Data provided
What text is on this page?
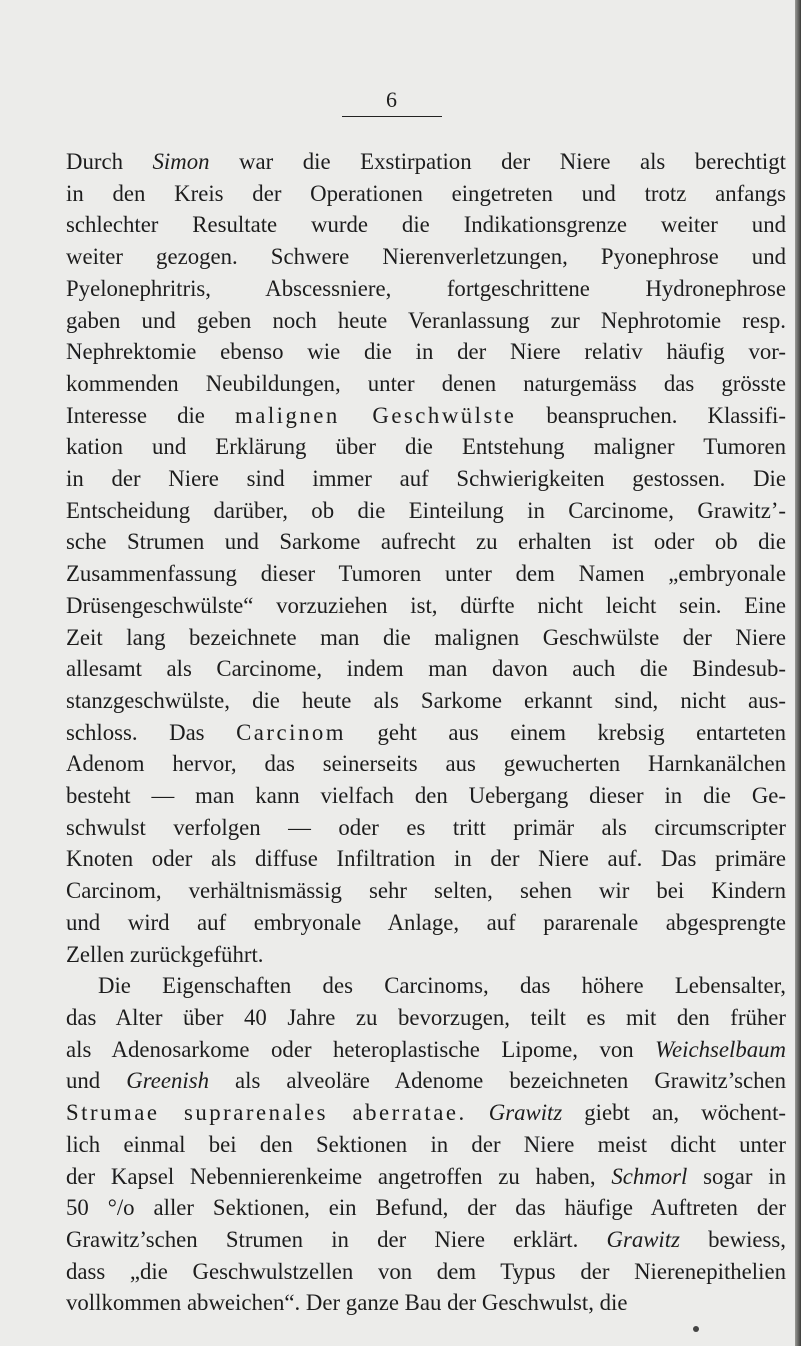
6
Durch Simon war die Exstirpation der Niere als berechtigt
in den Kreis der Operationen eingetreten und trotz anfangs
schlechter Resultate wurde die Indikationsgrenze weiter und
weiter gezogen. Schwere Nierenverletzungen, Pyonephrose und
Pyelonephritris, Abscessniere, fortgeschrittene Hydronephrose
gaben und geben noch heute Veranlassung zur Nephrotomie resp.
Nephrektomie ebenso wie die in der Niere relativ häufig vor-
kommenden Neubildungen, unter denen naturgemäss das grösste
Interesse die malignen Geschwülste beanspruchen. Klassifi-
kation und Erklärung über die Entstehung maligner Tumoren
in der Niere sind immer auf Schwierigkeiten gestossen. Die
Entscheidung darüber, ob die Einteilung in Carcinome, Grawitz’-
sche Strumen und Sarkome aufrecht zu erhalten ist oder ob die
Zusammenfassung dieser Tumoren unter dem Namen „embryonale
Drüsengeschwülste“ vorzuziehen ist, dürfte nicht leicht sein. Eine
Zeit lang bezeichnete man die malignen Geschwülste der Niere
allesamt als Carcinome, indem man davon auch die Bindesub-
stanzgeschwülste, die heute als Sarkome erkannt sind, nicht aus-
schloss. Das Carcinom geht aus einem krebsig entarteten
Adenom hervor, das seinerseits aus gewucherten Harnkanälchen
besteht — man kann vielfach den Uebergang dieser in die Ge-
schwulst verfolgen — oder es tritt primär als circumscripter
Knoten oder als diffuse Infiltration in der Niere auf. Das primäre
Carcinom, verhältnismässig sehr selten, sehen wir bei Kindern
und wird auf embryonale Anlage, auf pararenale abgesprengte
Zellen zurückgeführt.
Die Eigenschaften des Carcinoms, das höhere Lebensalter,
das Alter über 40 Jahre zu bevorzugen, teilt es mit den früher
als Adenosarkome oder heteroplastische Lipome, von Weichselbaum
und Greenish als alveoläre Adenome bezeichneten Grawitz’schen
Strumae suprarenales aberratae. Grawitz giebt an, wöchent-
lich einmal bei den Sektionen in der Niere meist dicht unter
der Kapsel Nebennierenkeime angetroffen zu haben, Schmorl sogar in
50 °/o aller Sektionen, ein Befund, der das häufige Auftreten der
Grawitz’schen Strumen in der Niere erklärt. Grawitz bewiess,
dass „die Geschwulstzellen von dem Typus der Nierenepithelien
vollkommen abweichen“. Der ganze Bau der Geschwulst, die
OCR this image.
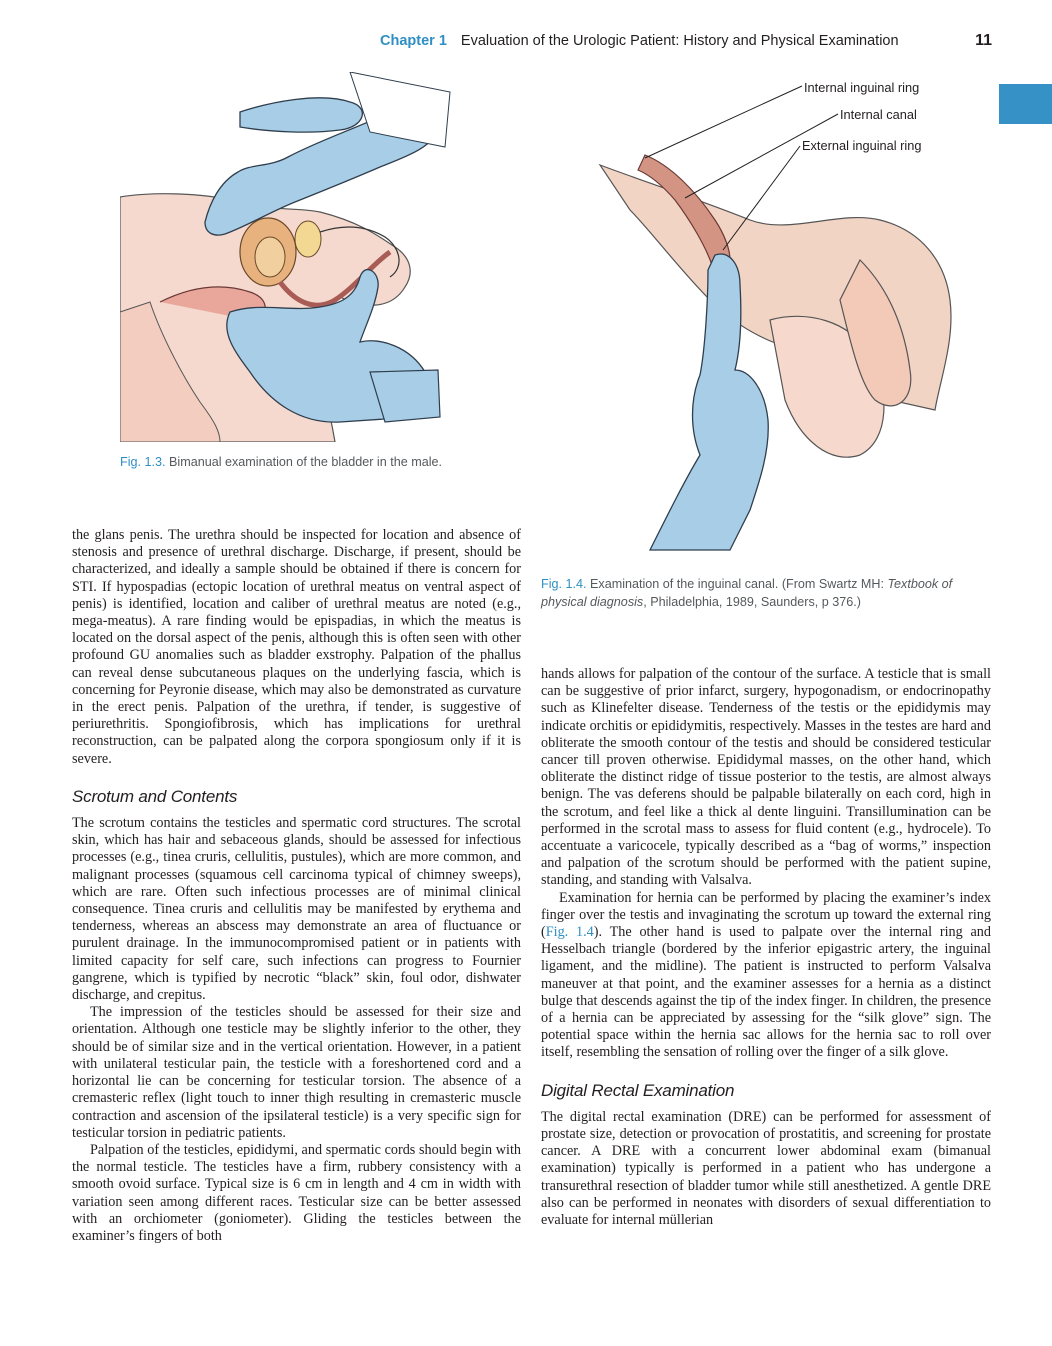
Chapter 1 Evaluation of the Urologic Patient: History and Physical Examination	11
Fig. 1.3. Bimanual examination of the bladder in the male.
Internal inguinal ring
Internal canal
External inguinal ring
Fig. 1.4. Examination of the inguinal canal. (From Swartz MH: Textbook of physical diagnosis, Philadelphia, 1989, Saunders, p 376.)

the glans penis. The urethra should be inspected for location and absence of stenosis and presence of urethral discharge. Discharge, if present, should be characterized, and ideally a sample should be obtained if there is concern for STI. If hypospadias (ectopic location of urethral meatus on ventral aspect of penis) is identified, location and caliber of urethral meatus are noted (e.g., mega-meatus). A rare finding would be epispadias, in which the meatus is located on the dorsal aspect of the penis, although this is often seen with other profound GU anomalies such as bladder exstrophy. Palpation of the phallus can reveal dense subcutaneous plaques on the underlying fascia, which is concerning for Peyronie disease, which may also be demonstrated as curvature in the erect penis. Palpation of the urethra, if tender, is suggestive of periurethritis. Spongiofibrosis, which has implications for urethral reconstruction, can be palpated along the corpora spongiosum only if it is severe.

Scrotum and Contents

The scrotum contains the testicles and spermatic cord structures. The scrotal skin, which has hair and sebaceous glands, should be assessed for infectious processes (e.g., tinea cruris, cellulitis, pustules), which are more common, and malignant processes (squamous cell carcinoma typical of chimney sweeps), which are rare. Often such infectious processes are of minimal clinical consequence. Tinea cruris and cellulitis may be manifested by erythema and tenderness, whereas an abscess may demonstrate an area of fluctuance or purulent drainage. In the immunocompromised patient or in patients with limited capacity for self care, such infections can progress to Fournier gangrene, which is typified by necrotic “black” skin, foul odor, dishwater discharge, and crepitus.

The impression of the testicles should be assessed for their size and orientation. Although one testicle may be slightly inferior to the other, they should be of similar size and in the vertical orientation. However, in a patient with unilateral testicular pain, the testicle with a foreshortened cord and a horizontal lie can be concerning for testicular torsion. The absence of a cremasteric reflex (light touch to inner thigh resulting in cremasteric muscle contraction and ascension of the ipsilateral testicle) is a very specific sign for testicular torsion in pediatric patients.

Palpation of the testicles, epididymi, and spermatic cords should begin with the normal testicle. The testicles have a firm, rubbery consistency with a smooth ovoid surface. Typical size is 6 cm in length and 4 cm in width with variation seen among different races. Testicular size can be better assessed with an orchiometer (goniometer). Gliding the testicles between the examiner’s fingers of both

hands allows for palpation of the contour of the surface. A testicle that is small can be suggestive of prior infarct, surgery, hypogonadism, or endocrinopathy such as Klinefelter disease. Tenderness of the testis or the epididymis may indicate orchitis or epididymitis, respectively. Masses in the testes are hard and obliterate the smooth contour of the testis and should be considered testicular cancer till proven otherwise. Epididymal masses, on the other hand, which obliterate the distinct ridge of tissue posterior to the testis, are almost always benign. The vas deferens should be palpable bilaterally on each cord, high in the scrotum, and feel like a thick al dente linguini. Transillumination can be performed in the scrotal mass to assess for fluid content (e.g., hydrocele). To accentuate a varicocele, typically described as a “bag of worms,” inspection and palpation of the scrotum should be performed with the patient supine, standing, and standing with Valsalva.

Examination for hernia can be performed by placing the examiner’s index finger over the testis and invaginating the scrotum up toward the external ring (Fig. 1.4). The other hand is used to palpate over the internal ring and Hesselbach triangle (bordered by the inferior epigastric artery, the inguinal ligament, and the midline). The patient is instructed to perform Valsalva maneuver at that point, and the examiner assesses for a hernia as a distinct bulge that descends against the tip of the index finger. In children, the presence of a hernia can be appreciated by assessing for the “silk glove” sign. The potential space within the hernia sac allows for the hernia sac to roll over itself, resembling the sensation of rolling over the finger of a silk glove.

Digital Rectal Examination

The digital rectal examination (DRE) can be performed for assessment of prostate size, detection or provocation of prostatitis, and screening for prostate cancer. A DRE with a concurrent lower abdominal exam (bimanual examination) typically is performed in a patient who has undergone a transurethral resection of bladder tumor while still anesthetized. A gentle DRE also can be performed in neonates with disorders of sexual differentiation to evaluate for internal müllerian
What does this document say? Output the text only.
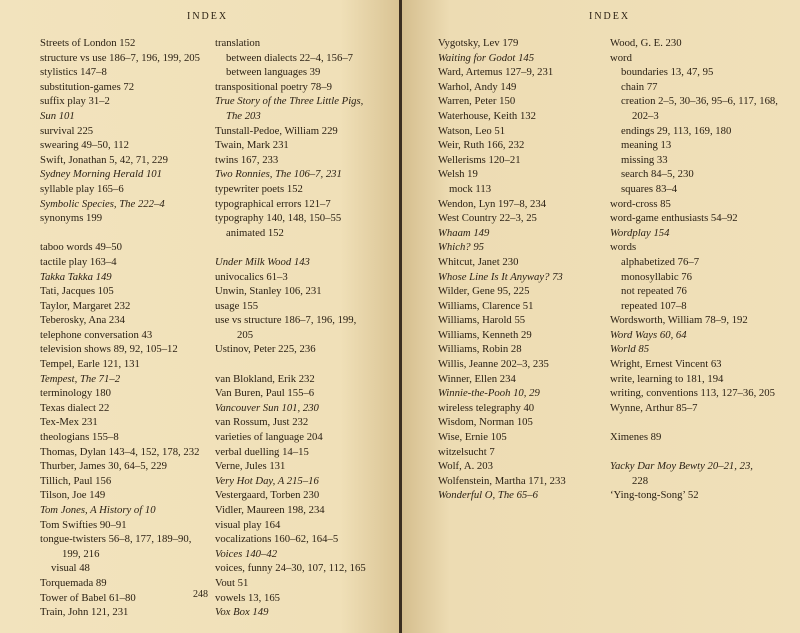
INDEX
Streets of London 152
structure vs use 186–7, 196, 199, 205
stylistics 147–8
substitution-games 72
suffix play 31–2
Sun 101
survival 225
swearing 49–50, 112
Swift, Jonathan 5, 42, 71, 229
Sydney Morning Herald 101
syllable play 165–6
Symbolic Species, The 222–4
synonyms 199
taboo words 49–50
tactile play 163–4
Takka Takka 149
Tati, Jacques 105
Taylor, Margaret 232
Teberosky, Ana 234
telephone conversation 43
television shows 89, 92, 105–12
Tempel, Earle 121, 131
Tempest, The 71–2
terminology 180
Texas dialect 22
Tex-Mex 231
theologians 155–8
Thomas, Dylan 143–4, 152, 178, 232
Thurber, James 30, 64–5, 229
Tillich, Paul 156
Tilson, Joe 149
Tom Jones, A History of 10
Tom Swifties 90–91
tongue-twisters 56–8, 177, 189–90,
199, 216
visual 48
Torquemada 89
Tower of Babel 61–80
Train, John 121, 231
translation
between dialects 22–4, 156–7
between languages 39
transpositional poetry 78–9
True Story of the Three Little Pigs,
The 203
Tunstall-Pedoe, William 229
Twain, Mark 231
twins 167, 233
Two Ronnies, The 106–7, 231
typewriter poets 152
typographical errors 121–7
typography 140, 148, 150–55
animated 152
Under Milk Wood 143
univocalics 61–3
Unwin, Stanley 106, 231
usage 155
use vs structure 186–7, 196, 199,
205
Ustinov, Peter 225, 236
van Blokland, Erik 232
Van Buren, Paul 155–6
Vancouver Sun 101, 230
van Rossum, Just 232
varieties of language 204
verbal duelling 14–15
Verne, Jules 131
Very Hot Day, A 215–16
Vestergaard, Torben 230
Vidler, Maureen 198, 234
visual play 164
vocalizations 160–62, 164–5
Voices 140–42
voices, funny 24–30, 107, 112, 165
Vout 51
vowels 13, 165
Vox Box 149
248
INDEX
Vygotsky, Lev 179
Waiting for Godot 145
Ward, Artemus 127–9, 231
Warhol, Andy 149
Warren, Peter 150
Waterhouse, Keith 132
Watson, Leo 51
Weir, Ruth 166, 232
Wellerisms 120–21
Welsh 19
mock 113
Wendon, Lyn 197–8, 234
West Country 22–3, 25
Whaam 149
Which? 95
Whitcut, Janet 230
Whose Line Is It Anyway? 73
Wilder, Gene 95, 225
Williams, Clarence 51
Williams, Harold 55
Williams, Kenneth 29
Williams, Robin 28
Willis, Jeanne 202–3, 235
Winner, Ellen 234
Winnie-the-Pooh 10, 29
wireless telegraphy 40
Wisdom, Norman 105
Wise, Ernie 105
witzelsucht 7
Wolf, A. 203
Wolfenstein, Martha 171, 233
Wonderful O, The 65–6
Wood, G. E. 230
word
boundaries 13, 47, 95
chain 77
creation 2–5, 30–36, 95–6, 117, 168,
202–3
endings 29, 113, 169, 180
meaning 13
missing 33
search 84–5, 230
squares 83–4
word-cross 85
word-game enthusiasts 54–92
Wordplay 154
words
alphabetized 76–7
monosyllabic 76
not repeated 76
repeated 107–8
Wordsworth, William 78–9, 192
Word Ways 60, 64
World 85
Wright, Ernest Vincent 63
write, learning to 181, 194
writing, conventions 113, 127–36, 205
Wynne, Arthur 85–7
Ximenes 89
Yacky Dar Moy Bewty 20–21, 23,
228
‘Ying-tong-Song’ 52
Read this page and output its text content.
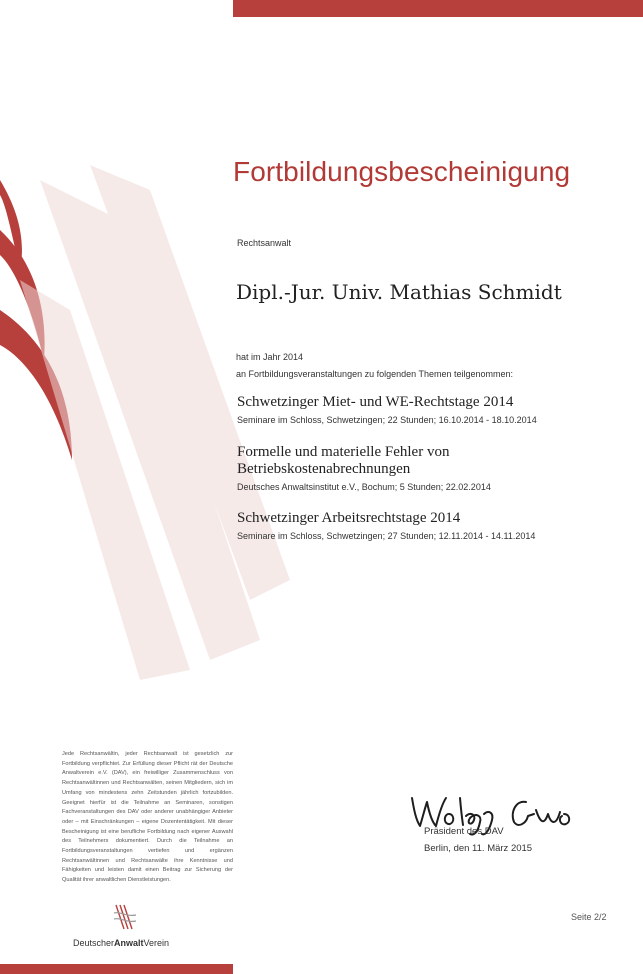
Fortbildungsbescheinigung
Rechtsanwalt
Dipl.-Jur. Univ. Mathias Schmidt
hat im Jahr 2014
an Fortbildungsveranstaltungen zu folgenden Themen teilgenommen:
Schwetzinger Miet- und WE-Rechtstage 2014
Seminare im Schloss, Schwetzingen; 22 Stunden; 16.10.2014 - 18.10.2014
Formelle und materielle Fehler von Betriebskostenabrechnungen
Deutsches Anwaltsinstitut e.V., Bochum; 5 Stunden; 22.02.2014
Schwetzinger Arbeitsrechtstage 2014
Seminare im Schloss, Schwetzingen; 27 Stunden; 12.11.2014 - 14.11.2014
Jede Rechtsanwältin, jeder Rechtsanwalt ist gesetzlich zur Fortbildung verpflichtet. Zur Erfüllung dieser Pflicht rät der Deutsche Anwaltverein e.V. (DAV), ein freiwilliger Zusammenschluss von Rechtsanwältinnen und Rechtsanwälten, seinen Mitgliedern, sich im Umfang von mindestens zehn Zeitstunden jährlich fortzubilden. Geeignet hierfür ist die Teilnahme an Seminaren, sonstigen Fachveranstaltungen des DAV oder anderer unabhängiger Anbieter oder – mit Einschränkungen – eigene Dozententätigkeit. Mit dieser Bescheinigung ist eine berufliche Fortbildung nach eigener Auswahl des Teilnehmers dokumentiert. Durch die Teilnahme an Fortbildungsveranstaltungen vertiefen und ergänzen Rechtsanwältinnen und Rechtsanwälte ihre Kenntnisse und Fähigkeiten und leisten damit einen Beitrag zur Sicherung der Qualität ihrer anwaltlichen Dienstleistungen.
Präsident des DAV
Berlin, den 11. März 2015
Seite 2/2
DeutscherAnwaltVerein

Problem to solve
Look over the records above and filter for each line with the word "malignen".

Response to the exercise
Interesse die malignen Geschwülste beanspruchen. Klassifi-
Zeit lang bezeichnete man die malignen Geschwülste der Niere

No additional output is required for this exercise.